| SOURCE MATERIAL |

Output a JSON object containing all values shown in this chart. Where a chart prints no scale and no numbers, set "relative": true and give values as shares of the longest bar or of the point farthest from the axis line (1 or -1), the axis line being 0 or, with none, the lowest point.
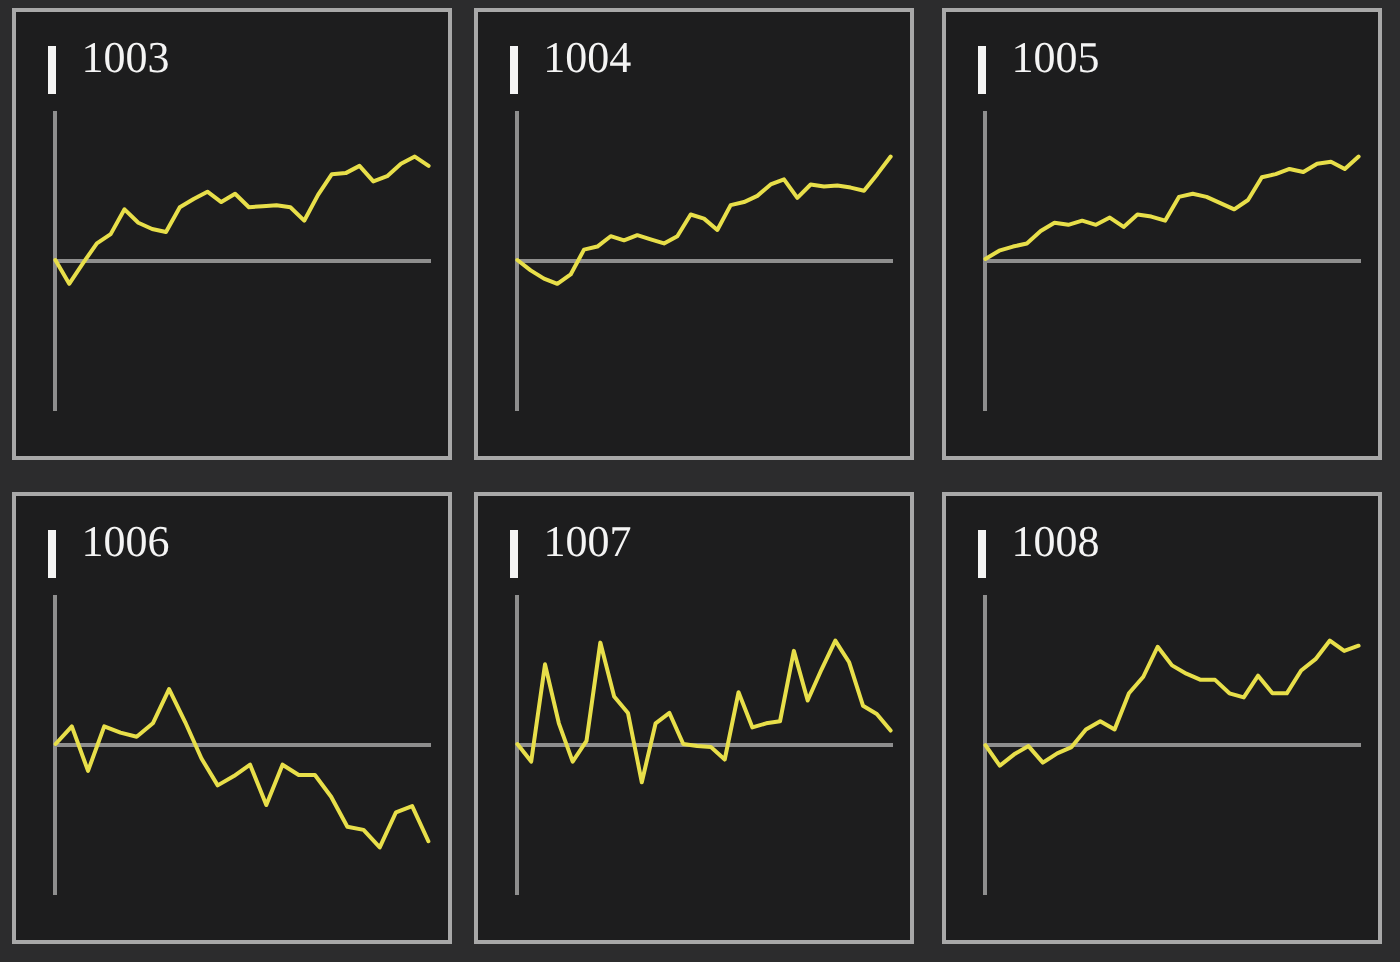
{
  "chart_data": [
    {
      "type": "line",
      "title": "1003",
      "relative": true,
      "categories": [
        null,
        null,
        null,
        null,
        null,
        null,
        null,
        null,
        null,
        null,
        null,
        null,
        null,
        null,
        null,
        null,
        null,
        null,
        null,
        null,
        null,
        null,
        null,
        null,
        null,
        null,
        null,
        null
      ],
      "series": [
        {
          "color": "#e8df4a",
          "values": [
            0,
            -0.23,
            -0.03,
            0.16,
            0.25,
            0.49,
            0.36,
            0.3,
            0.27,
            0.51,
            0.59,
            0.66,
            0.56,
            0.64,
            0.51,
            0.52,
            0.53,
            0.51,
            0.38,
            0.63,
            0.83,
            0.84,
            0.91,
            0.76,
            0.81,
            0.93,
            1,
            0.91
          ]
        }
      ]
    },
    {
      "type": "line",
      "title": "1004",
      "relative": true,
      "categories": [
        null,
        null,
        null,
        null,
        null,
        null,
        null,
        null,
        null,
        null,
        null,
        null,
        null,
        null,
        null,
        null,
        null,
        null,
        null,
        null,
        null,
        null,
        null,
        null,
        null,
        null,
        null,
        null,
        null
      ],
      "series": [
        {
          "color": "#e8df4a",
          "values": [
            0,
            -0.1,
            -0.18,
            -0.23,
            -0.14,
            0.1,
            0.13,
            0.23,
            0.19,
            0.24,
            0.2,
            0.16,
            0.23,
            0.44,
            0.4,
            0.29,
            0.53,
            0.56,
            0.62,
            0.73,
            0.78,
            0.6,
            0.73,
            0.71,
            0.72,
            0.7,
            0.67,
            0.83,
            1
          ]
        }
      ]
    },
    {
      "type": "line",
      "title": "1005",
      "relative": true,
      "categories": [
        null,
        null,
        null,
        null,
        null,
        null,
        null,
        null,
        null,
        null,
        null,
        null,
        null,
        null,
        null,
        null,
        null,
        null,
        null,
        null,
        null,
        null,
        null,
        null,
        null,
        null,
        null,
        null
      ],
      "series": [
        {
          "color": "#e8df4a",
          "values": [
            0.01,
            0.09,
            0.13,
            0.16,
            0.28,
            0.36,
            0.34,
            0.38,
            0.34,
            0.41,
            0.32,
            0.44,
            0.42,
            0.38,
            0.61,
            0.64,
            0.61,
            0.55,
            0.49,
            0.58,
            0.8,
            0.83,
            0.88,
            0.85,
            0.93,
            0.95,
            0.88,
            1
          ]
        }
      ]
    },
    {
      "type": "line",
      "title": "1006",
      "relative": true,
      "categories": [
        null,
        null,
        null,
        null,
        null,
        null,
        null,
        null,
        null,
        null,
        null,
        null,
        null,
        null,
        null,
        null,
        null,
        null,
        null,
        null,
        null,
        null,
        null,
        null
      ],
      "series": [
        {
          "color": "#e8df4a",
          "values": [
            0,
            0.17,
            -0.26,
            0.17,
            0.11,
            0.07,
            0.2,
            0.53,
            0.21,
            -0.14,
            -0.4,
            -0.31,
            -0.2,
            -0.59,
            -0.2,
            -0.3,
            -0.3,
            -0.51,
            -0.8,
            -0.83,
            -1,
            -0.66,
            -0.6,
            -0.94
          ]
        }
      ]
    },
    {
      "type": "line",
      "title": "1007",
      "relative": true,
      "categories": [
        null,
        null,
        null,
        null,
        null,
        null,
        null,
        null,
        null,
        null,
        null,
        null,
        null,
        null,
        null,
        null,
        null,
        null,
        null,
        null,
        null,
        null,
        null,
        null,
        null,
        null,
        null,
        null
      ],
      "series": [
        {
          "color": "#e8df4a",
          "values": [
            0,
            -0.17,
            0.77,
            0.2,
            -0.17,
            0.03,
            0.98,
            0.46,
            0.3,
            -0.37,
            0.2,
            0.3,
            0,
            -0.02,
            -0.03,
            -0.15,
            0.5,
            0.16,
            0.2,
            0.22,
            0.9,
            0.42,
            0.72,
            1,
            0.79,
            0.37,
            0.29,
            0.13
          ]
        }
      ]
    },
    {
      "type": "line",
      "title": "1008",
      "relative": true,
      "categories": [
        null,
        null,
        null,
        null,
        null,
        null,
        null,
        null,
        null,
        null,
        null,
        null,
        null,
        null,
        null,
        null,
        null,
        null,
        null,
        null,
        null,
        null,
        null,
        null,
        null,
        null,
        null
      ],
      "series": [
        {
          "color": "#e8df4a",
          "values": [
            -0.01,
            -0.21,
            -0.1,
            -0.02,
            -0.18,
            -0.09,
            -0.03,
            0.14,
            0.22,
            0.14,
            0.49,
            0.65,
            0.94,
            0.76,
            0.68,
            0.62,
            0.62,
            0.49,
            0.45,
            0.66,
            0.49,
            0.49,
            0.71,
            0.82,
            1,
            0.9,
            0.95
          ]
        }
      ]
    }
  ]
}
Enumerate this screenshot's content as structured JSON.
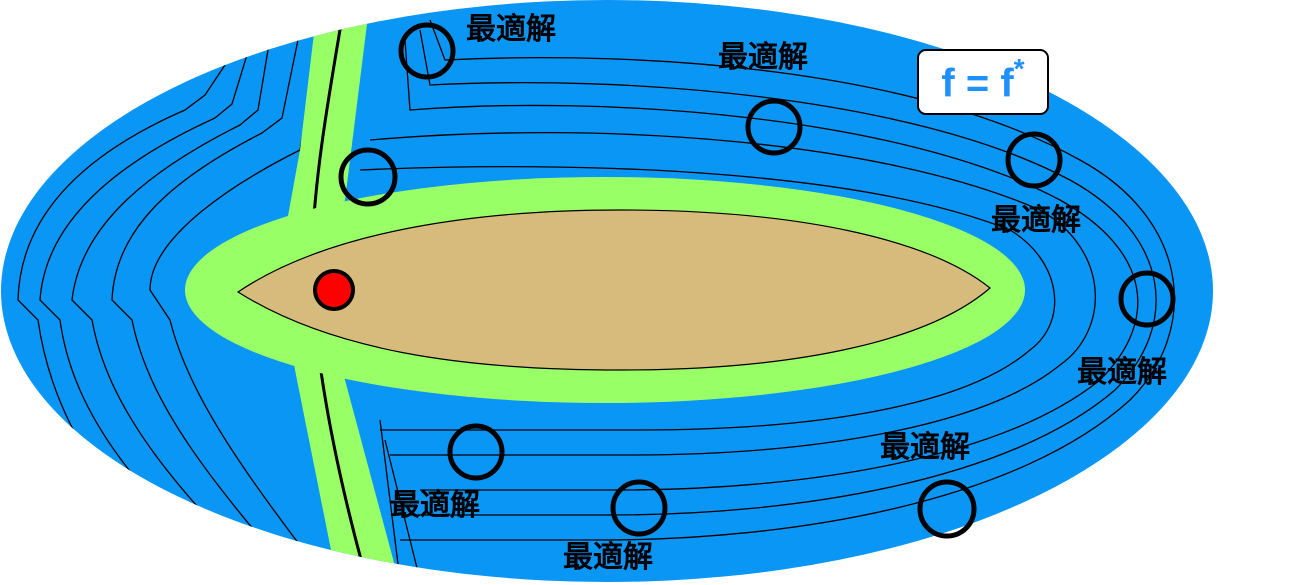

| PROBLEM DETAILS |
Write out the listing word for word, omitting the pictures it holds.

| FINISHED ANSWER |
Output a JSON object containing all values shown in this chart. Where a chart prints no scale and no numbers, set "relative": true and give values as shares of the longest bar or of the point farthest from the axis line (1 or -1), the axis line being 0 or, with none, the lowest point.
{
  "chart_data": [
    {
      "type": "line",
      "title": "1003",
      "relative": true,
      "categories": [
        null,
        null,
        null,
        null,
        null,
        null,
        null,
        null,
        null,
        null,
        null,
        null,
        null,
        null,
        null,
        null,
        null,
        null,
        null,
        null,
        null,
        null,
        null,
        null,
        null,
        null,
        null,
        null
      ],
      "series": [
        {
          "color": "#e8df4a",
          "values": [
            0,
            -0.23,
            -0.03,
            0.16,
            0.25,
            0.49,
            0.36,
            0.3,
            0.27,
            0.51,
            0.59,
            0.66,
            0.56,
            0.64,
            0.51,
            0.52,
            0.53,
            0.51,
            0.38,
            0.63,
            0.83,
            0.84,
            0.91,
            0.76,
            0.81,
            0.93,
            1,
            0.91
          ]
        }
      ]
    },
    {
      "type": "line",
      "title": "1004",
      "relative": true,
      "categories": [
        null,
        null,
        null,
        null,
        null,
        null,
        null,
        null,
        null,
        null,
        null,
        null,
        null,
        null,
        null,
        null,
        null,
        null,
        null,
        null,
        null,
        null,
        null,
        null,
        null,
        null,
        null,
        null,
        null
      ],
      "series": [
        {
          "color": "#e8df4a",
          "values": [
            0,
            -0.1,
            -0.18,
            -0.23,
            -0.14,
            0.1,
            0.13,
            0.23,
            0.19,
            0.24,
            0.2,
            0.16,
            0.23,
            0.44,
            0.4,
            0.29,
            0.53,
            0.56,
            0.62,
            0.73,
            0.78,
            0.6,
            0.73,
            0.71,
            0.72,
            0.7,
            0.67,
            0.83,
            1
          ]
        }
      ]
    },
    {
      "type": "line",
      "title": "1005",
      "relative": true,
      "categories": [
        null,
        null,
        null,
        null,
        null,
        null,
        null,
        null,
        null,
        null,
        null,
        null,
        null,
        null,
        null,
        null,
        null,
        null,
        null,
        null,
        null,
        null,
        null,
        null,
        null,
        null,
        null,
        null
      ],
      "series": [
        {
          "color": "#e8df4a",
          "values": [
            0.01,
            0.09,
            0.13,
            0.16,
            0.28,
            0.36,
            0.34,
            0.38,
            0.34,
            0.41,
            0.32,
            0.44,
            0.42,
            0.38,
            0.61,
            0.64,
            0.61,
            0.55,
            0.49,
            0.58,
            0.8,
            0.83,
            0.88,
            0.85,
            0.93,
            0.95,
            0.88,
            1
          ]
        }
      ]
    },
    {
      "type": "line",
      "title": "1006",
      "relative": true,
      "categories": [
        null,
        null,
        null,
        null,
        null,
        null,
        null,
        null,
        null,
        null,
        null,
        null,
        null,
        null,
        null,
        null,
        null,
        null,
        null,
        null,
        null,
        null,
        null,
        null
      ],
      "series": [
        {
          "color": "#e8df4a",
          "values": [
            0,
            0.17,
            -0.26,
            0.17,
            0.11,
            0.07,
            0.2,
            0.53,
            0.21,
            -0.14,
            -0.4,
            -0.31,
            -0.2,
            -0.59,
            -0.2,
            -0.3,
            -0.3,
            -0.51,
            -0.8,
            -0.83,
            -1,
            -0.66,
            -0.6,
            -0.94
          ]
        }
      ]
    },
    {
      "type": "line",
      "title": "1007",
      "relative": true,
      "categories": [
        null,
        null,
        null,
        null,
        null,
        null,
        null,
        null,
        null,
        null,
        null,
        null,
        null,
        null,
        null,
        null,
        null,
        null,
        null,
        null,
        null,
        null,
        null,
        null,
        null,
        null,
        null,
        null
      ],
      "series": [
        {
          "color": "#e8df4a",
          "values": [
            0,
            -0.17,
            0.77,
            0.2,
            -0.17,
            0.03,
            0.98,
            0.46,
            0.3,
            -0.37,
            0.2,
            0.3,
            0,
            -0.02,
            -0.03,
            -0.15,
            0.5,
            0.16,
            0.2,
            0.22,
            0.9,
            0.42,
            0.72,
            1,
            0.79,
            0.37,
            0.29,
            0.13
          ]
        }
      ]
    },
    {
      "type": "line",
      "title": "1008",
      "relative": true,
      "categories": [
        null,
        null,
        null,
        null,
        null,
        null,
        null,
        null,
        null,
        null,
        null,
        null,
        null,
        null,
        null,
        null,
        null,
        null,
        null,
        null,
        null,
        null,
        null,
        null,
        null,
        null,
        null
      ],
      "series": [
        {
          "color": "#e8df4a",
          "values": [
            -0.01,
            -0.21,
            -0.1,
            -0.02,
            -0.18,
            -0.09,
            -0.03,
            0.14,
            0.22,
            0.14,
            0.49,
            0.65,
            0.94,
            0.76,
            0.68,
            0.62,
            0.62,
            0.49,
            0.45,
            0.66,
            0.49,
            0.49,
            0.71,
            0.82,
            1,
            0.9,
            0.95
          ]
        }
      ]
    }
  ]
}
Enumerate this screenshot's content as structured JSON.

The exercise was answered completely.